(Extracts from a graphics dataset)
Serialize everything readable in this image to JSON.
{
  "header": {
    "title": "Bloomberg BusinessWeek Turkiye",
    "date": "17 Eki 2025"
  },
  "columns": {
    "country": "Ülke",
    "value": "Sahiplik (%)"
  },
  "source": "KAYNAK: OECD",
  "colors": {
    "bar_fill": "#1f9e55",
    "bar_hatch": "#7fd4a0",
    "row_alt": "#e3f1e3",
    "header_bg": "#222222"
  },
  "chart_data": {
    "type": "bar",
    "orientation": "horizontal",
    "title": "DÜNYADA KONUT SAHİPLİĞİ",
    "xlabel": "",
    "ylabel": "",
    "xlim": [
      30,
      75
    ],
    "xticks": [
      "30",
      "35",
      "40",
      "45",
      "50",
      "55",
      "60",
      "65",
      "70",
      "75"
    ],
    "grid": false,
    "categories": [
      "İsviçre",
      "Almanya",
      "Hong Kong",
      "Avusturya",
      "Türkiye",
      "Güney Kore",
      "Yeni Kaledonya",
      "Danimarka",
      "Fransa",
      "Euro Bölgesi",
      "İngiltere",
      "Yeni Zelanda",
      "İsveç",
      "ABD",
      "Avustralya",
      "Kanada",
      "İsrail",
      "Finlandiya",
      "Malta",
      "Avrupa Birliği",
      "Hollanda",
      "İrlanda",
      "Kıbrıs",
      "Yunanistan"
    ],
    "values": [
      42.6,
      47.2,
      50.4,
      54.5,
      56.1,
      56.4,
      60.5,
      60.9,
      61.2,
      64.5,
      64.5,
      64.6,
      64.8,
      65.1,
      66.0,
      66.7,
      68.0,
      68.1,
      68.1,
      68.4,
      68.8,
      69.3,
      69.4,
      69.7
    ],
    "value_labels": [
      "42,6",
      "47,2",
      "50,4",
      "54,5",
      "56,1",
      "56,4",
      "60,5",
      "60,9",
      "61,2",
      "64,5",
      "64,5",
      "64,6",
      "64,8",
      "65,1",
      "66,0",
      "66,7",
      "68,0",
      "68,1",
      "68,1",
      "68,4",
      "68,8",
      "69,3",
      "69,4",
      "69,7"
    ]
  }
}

Task to complete: Your answer should be one number: the count of lines in the data above that include the word "title".

Task answer: 2